┌─ Provided material

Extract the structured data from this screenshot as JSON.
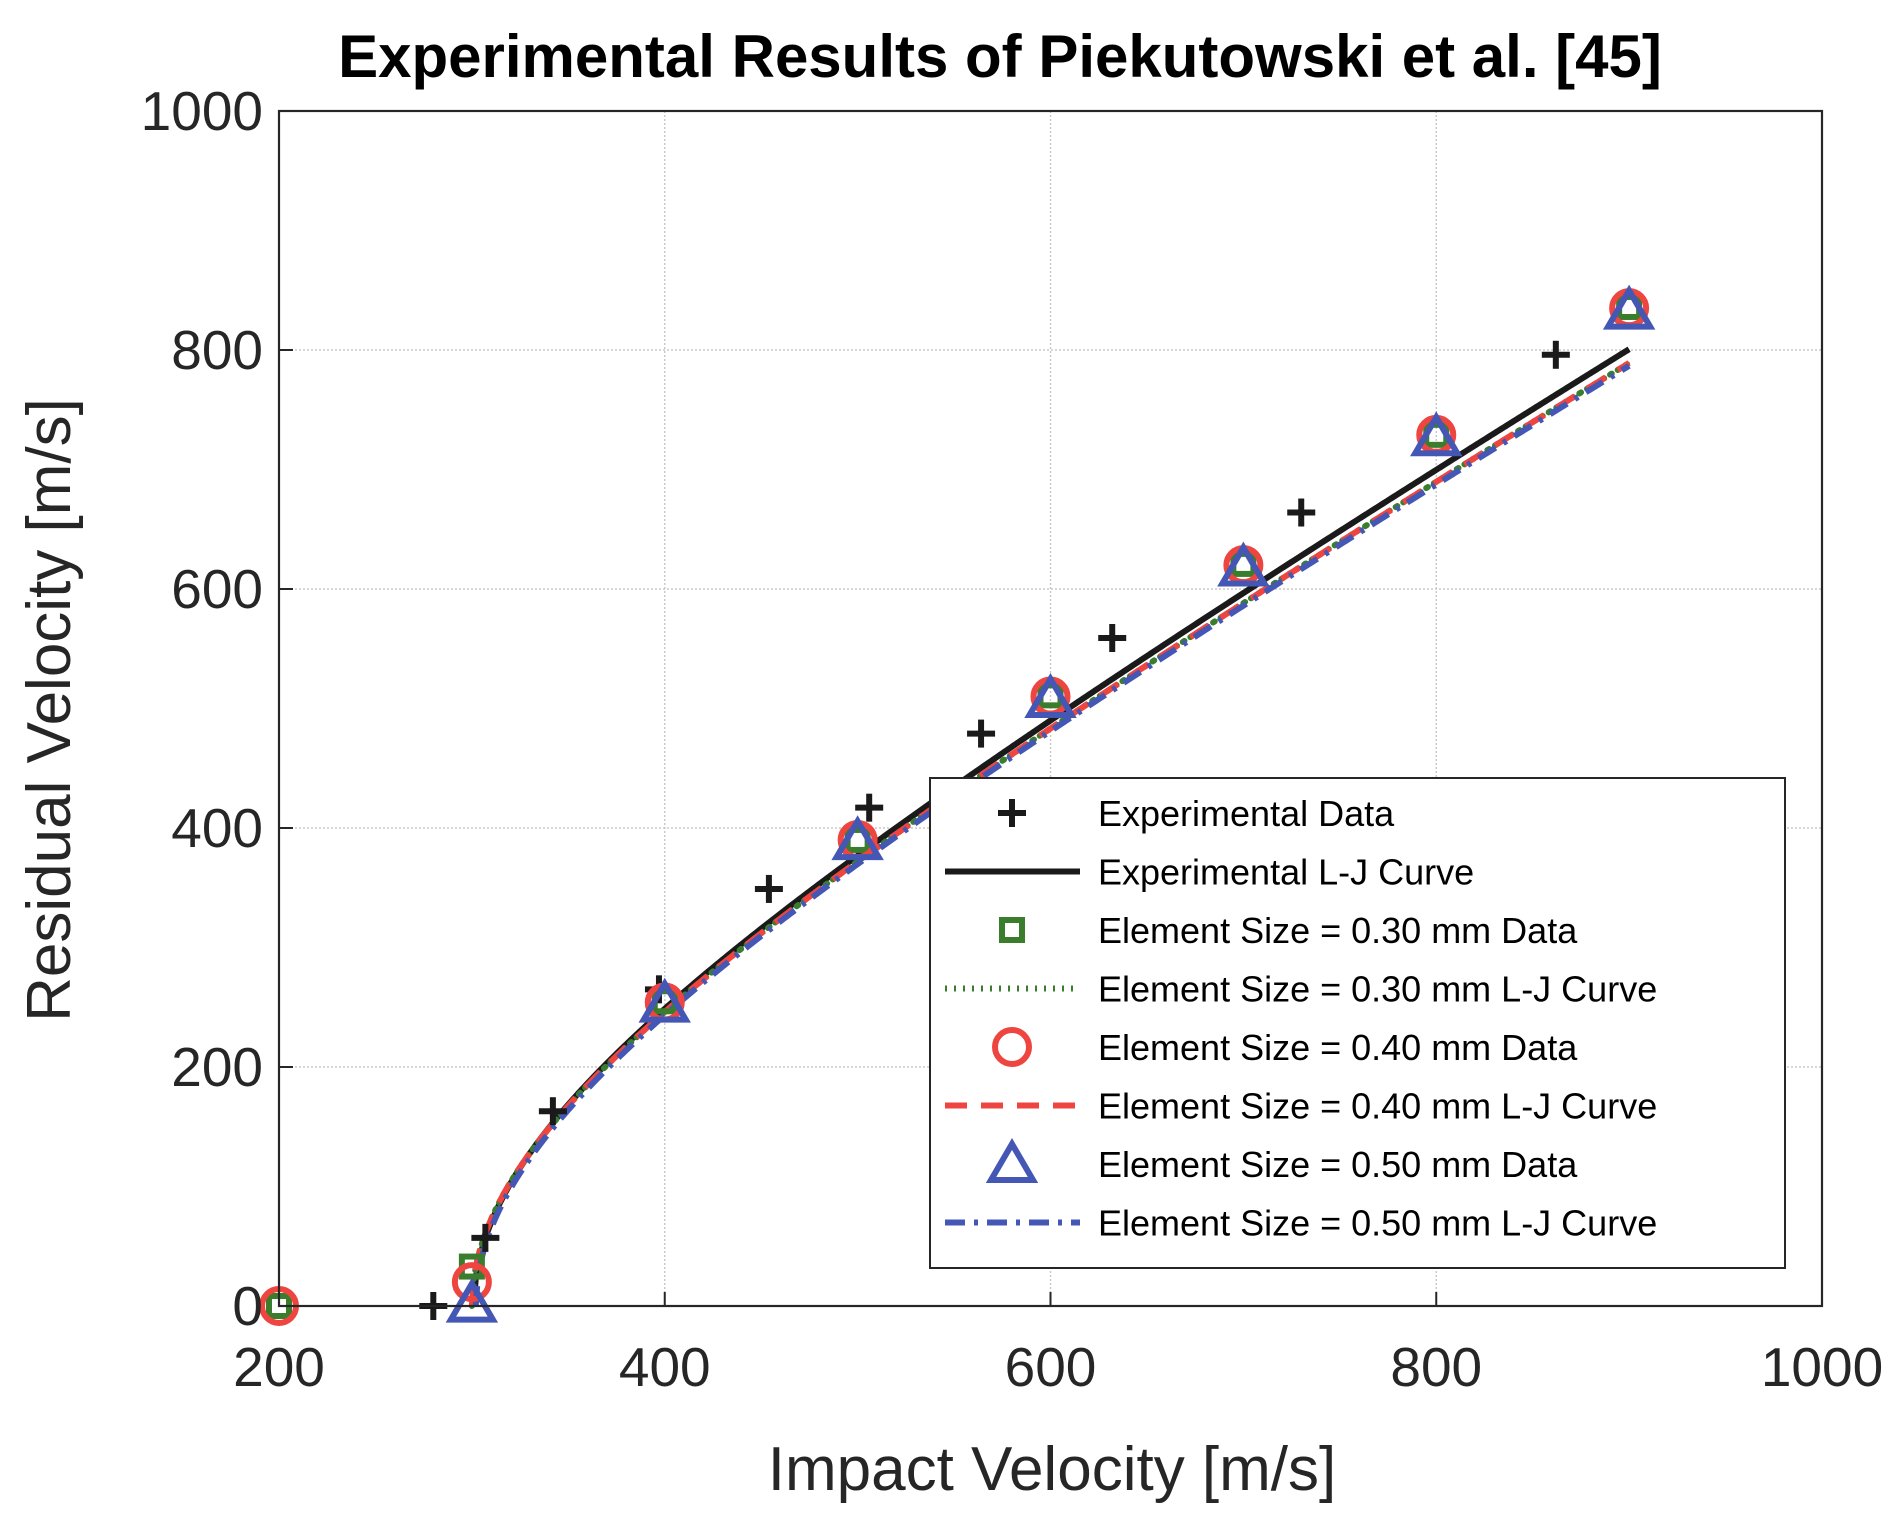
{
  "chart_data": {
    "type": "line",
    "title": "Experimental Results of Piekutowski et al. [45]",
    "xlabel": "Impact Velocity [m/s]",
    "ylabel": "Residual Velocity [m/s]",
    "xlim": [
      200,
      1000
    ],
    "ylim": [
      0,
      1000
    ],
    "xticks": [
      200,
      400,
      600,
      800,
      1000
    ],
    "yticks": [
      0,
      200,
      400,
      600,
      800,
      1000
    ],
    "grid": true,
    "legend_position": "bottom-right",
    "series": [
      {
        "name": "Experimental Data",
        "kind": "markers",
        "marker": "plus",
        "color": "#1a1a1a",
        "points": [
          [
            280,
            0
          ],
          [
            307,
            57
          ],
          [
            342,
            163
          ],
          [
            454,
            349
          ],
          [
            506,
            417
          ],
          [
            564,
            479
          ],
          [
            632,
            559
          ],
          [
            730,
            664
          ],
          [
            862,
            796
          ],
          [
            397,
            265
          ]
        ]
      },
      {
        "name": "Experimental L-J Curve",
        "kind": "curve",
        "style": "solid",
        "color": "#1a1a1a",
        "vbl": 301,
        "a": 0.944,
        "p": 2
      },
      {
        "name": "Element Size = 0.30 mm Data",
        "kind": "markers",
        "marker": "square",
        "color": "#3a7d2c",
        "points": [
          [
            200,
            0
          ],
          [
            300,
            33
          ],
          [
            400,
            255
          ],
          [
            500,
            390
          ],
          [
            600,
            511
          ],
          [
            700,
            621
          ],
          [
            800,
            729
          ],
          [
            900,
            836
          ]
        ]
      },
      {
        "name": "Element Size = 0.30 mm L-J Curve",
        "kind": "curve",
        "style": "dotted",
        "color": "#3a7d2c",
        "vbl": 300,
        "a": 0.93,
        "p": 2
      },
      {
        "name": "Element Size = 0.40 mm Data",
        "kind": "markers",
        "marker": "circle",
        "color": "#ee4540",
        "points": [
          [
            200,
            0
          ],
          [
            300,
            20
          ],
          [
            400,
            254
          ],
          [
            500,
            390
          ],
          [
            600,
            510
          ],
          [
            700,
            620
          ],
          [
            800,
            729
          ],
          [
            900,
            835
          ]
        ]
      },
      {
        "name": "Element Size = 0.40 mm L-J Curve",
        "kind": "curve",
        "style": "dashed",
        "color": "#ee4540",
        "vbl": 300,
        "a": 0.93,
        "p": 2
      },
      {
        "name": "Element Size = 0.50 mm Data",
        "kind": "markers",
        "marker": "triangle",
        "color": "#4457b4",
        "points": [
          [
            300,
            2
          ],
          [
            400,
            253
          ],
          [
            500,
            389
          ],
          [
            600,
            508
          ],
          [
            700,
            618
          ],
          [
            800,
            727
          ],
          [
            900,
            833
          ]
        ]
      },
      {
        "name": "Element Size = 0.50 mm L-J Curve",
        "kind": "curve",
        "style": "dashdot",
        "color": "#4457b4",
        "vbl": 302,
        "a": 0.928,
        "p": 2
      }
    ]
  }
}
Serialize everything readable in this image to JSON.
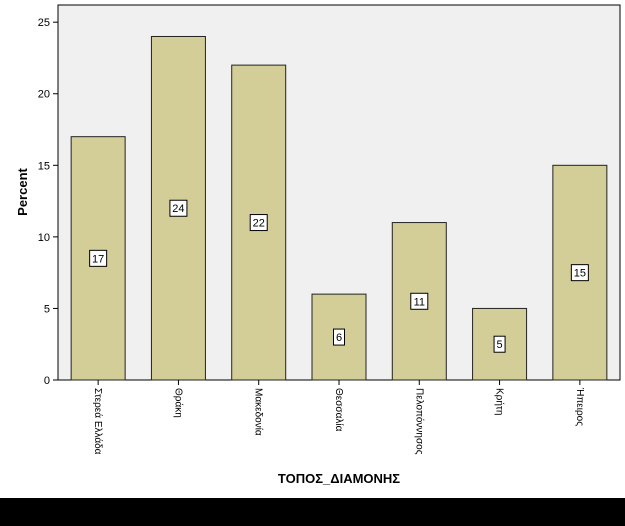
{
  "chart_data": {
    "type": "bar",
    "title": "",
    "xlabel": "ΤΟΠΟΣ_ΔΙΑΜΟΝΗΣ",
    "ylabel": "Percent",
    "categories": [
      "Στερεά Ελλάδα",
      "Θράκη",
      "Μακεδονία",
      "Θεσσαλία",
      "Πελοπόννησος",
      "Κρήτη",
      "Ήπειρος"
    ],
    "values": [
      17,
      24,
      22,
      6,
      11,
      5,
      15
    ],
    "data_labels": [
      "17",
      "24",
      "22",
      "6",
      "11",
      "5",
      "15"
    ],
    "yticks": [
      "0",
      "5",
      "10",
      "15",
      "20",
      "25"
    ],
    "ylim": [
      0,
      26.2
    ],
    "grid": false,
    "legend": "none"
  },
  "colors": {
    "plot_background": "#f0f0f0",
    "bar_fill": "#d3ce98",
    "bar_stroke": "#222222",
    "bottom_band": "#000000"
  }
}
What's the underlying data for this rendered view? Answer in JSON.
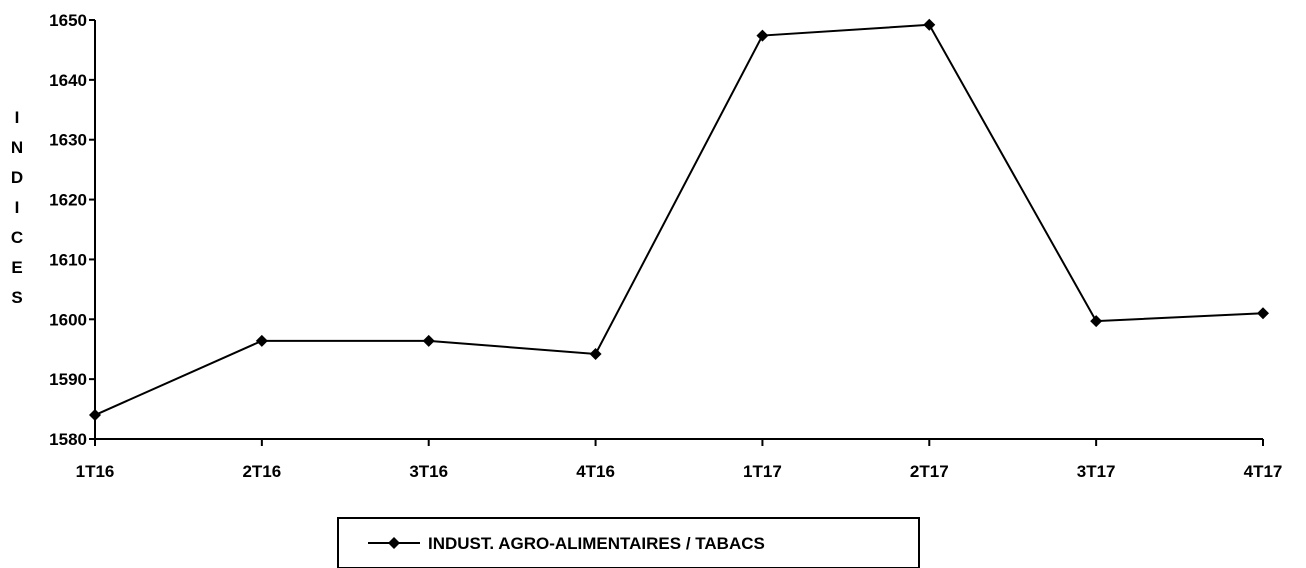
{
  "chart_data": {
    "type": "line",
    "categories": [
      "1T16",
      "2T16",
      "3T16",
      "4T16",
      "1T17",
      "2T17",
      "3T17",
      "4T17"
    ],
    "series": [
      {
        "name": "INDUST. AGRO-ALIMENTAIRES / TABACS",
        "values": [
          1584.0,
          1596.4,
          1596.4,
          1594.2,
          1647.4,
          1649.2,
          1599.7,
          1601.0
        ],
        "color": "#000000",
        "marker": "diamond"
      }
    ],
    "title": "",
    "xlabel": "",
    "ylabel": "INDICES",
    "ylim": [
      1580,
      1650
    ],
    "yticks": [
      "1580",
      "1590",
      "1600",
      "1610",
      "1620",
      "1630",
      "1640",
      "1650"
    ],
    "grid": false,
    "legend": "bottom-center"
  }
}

└─

Without including any pictures, reproduce the listing exactly.

* Completed task *
Extract the structured data from this screenshot as JSON.
{
  "chart_data": {
    "type": "line",
    "title": "Experimental Results of Piekutowski et al. [45]",
    "xlabel": "Impact Velocity [m/s]",
    "ylabel": "Residual Velocity [m/s]",
    "xlim": [
      200,
      1000
    ],
    "ylim": [
      0,
      1000
    ],
    "xticks": [
      200,
      400,
      600,
      800,
      1000
    ],
    "yticks": [
      0,
      200,
      400,
      600,
      800,
      1000
    ],
    "grid": true,
    "legend_position": "bottom-right",
    "series": [
      {
        "name": "Experimental Data",
        "kind": "markers",
        "marker": "plus",
        "color": "#1a1a1a",
        "points": [
          [
            280,
            0
          ],
          [
            307,
            57
          ],
          [
            342,
            163
          ],
          [
            454,
            349
          ],
          [
            506,
            417
          ],
          [
            564,
            479
          ],
          [
            632,
            559
          ],
          [
            730,
            664
          ],
          [
            862,
            796
          ],
          [
            397,
            265
          ]
        ]
      },
      {
        "name": "Experimental L-J Curve",
        "kind": "curve",
        "style": "solid",
        "color": "#1a1a1a",
        "vbl": 301,
        "a": 0.944,
        "p": 2
      },
      {
        "name": "Element Size = 0.30 mm Data",
        "kind": "markers",
        "marker": "square",
        "color": "#3a7d2c",
        "points": [
          [
            200,
            0
          ],
          [
            300,
            33
          ],
          [
            400,
            255
          ],
          [
            500,
            390
          ],
          [
            600,
            511
          ],
          [
            700,
            621
          ],
          [
            800,
            729
          ],
          [
            900,
            836
          ]
        ]
      },
      {
        "name": "Element Size = 0.30 mm L-J Curve",
        "kind": "curve",
        "style": "dotted",
        "color": "#3a7d2c",
        "vbl": 300,
        "a": 0.93,
        "p": 2
      },
      {
        "name": "Element Size = 0.40 mm Data",
        "kind": "markers",
        "marker": "circle",
        "color": "#ee4540",
        "points": [
          [
            200,
            0
          ],
          [
            300,
            20
          ],
          [
            400,
            254
          ],
          [
            500,
            390
          ],
          [
            600,
            510
          ],
          [
            700,
            620
          ],
          [
            800,
            729
          ],
          [
            900,
            835
          ]
        ]
      },
      {
        "name": "Element Size = 0.40 mm L-J Curve",
        "kind": "curve",
        "style": "dashed",
        "color": "#ee4540",
        "vbl": 300,
        "a": 0.93,
        "p": 2
      },
      {
        "name": "Element Size = 0.50 mm Data",
        "kind": "markers",
        "marker": "triangle",
        "color": "#4457b4",
        "points": [
          [
            300,
            2
          ],
          [
            400,
            253
          ],
          [
            500,
            389
          ],
          [
            600,
            508
          ],
          [
            700,
            618
          ],
          [
            800,
            727
          ],
          [
            900,
            833
          ]
        ]
      },
      {
        "name": "Element Size = 0.50 mm L-J Curve",
        "kind": "curve",
        "style": "dashdot",
        "color": "#4457b4",
        "vbl": 302,
        "a": 0.928,
        "p": 2
      }
    ]
  }
}
Serialize everything readable in this image to JSON.
{
  "chart_data": {
    "type": "bar",
    "title": "",
    "xlabel": "ΤΟΠΟΣ_ΔΙΑΜΟΝΗΣ",
    "ylabel": "Percent",
    "categories": [
      "Στερεά Ελλάδα",
      "Θράκη",
      "Μακεδονία",
      "Θεσσαλία",
      "Πελοπόννησος",
      "Κρήτη",
      "Ήπειρος"
    ],
    "values": [
      17,
      24,
      22,
      6,
      11,
      5,
      15
    ],
    "data_labels": [
      "17",
      "24",
      "22",
      "6",
      "11",
      "5",
      "15"
    ],
    "yticks": [
      "0",
      "5",
      "10",
      "15",
      "20",
      "25"
    ],
    "ylim": [
      0,
      26.2
    ],
    "grid": false,
    "legend": "none"
  },
  "colors": {
    "plot_background": "#f0f0f0",
    "bar_fill": "#d3ce98",
    "bar_stroke": "#222222",
    "bottom_band": "#000000"
  }
}
What's the underlying data for this rendered view? Answer in JSON.
{
  "chart_data": {
    "type": "line",
    "categories": [
      "1T16",
      "2T16",
      "3T16",
      "4T16",
      "1T17",
      "2T17",
      "3T17",
      "4T17"
    ],
    "series": [
      {
        "name": "INDUST. AGRO-ALIMENTAIRES / TABACS",
        "values": [
          1584.0,
          1596.4,
          1596.4,
          1594.2,
          1647.4,
          1649.2,
          1599.7,
          1601.0
        ],
        "color": "#000000",
        "marker": "diamond"
      }
    ],
    "title": "",
    "xlabel": "",
    "ylabel": "INDICES",
    "ylim": [
      1580,
      1650
    ],
    "yticks": [
      "1580",
      "1590",
      "1600",
      "1610",
      "1620",
      "1630",
      "1640",
      "1650"
    ],
    "grid": false,
    "legend": "bottom-center"
  }
}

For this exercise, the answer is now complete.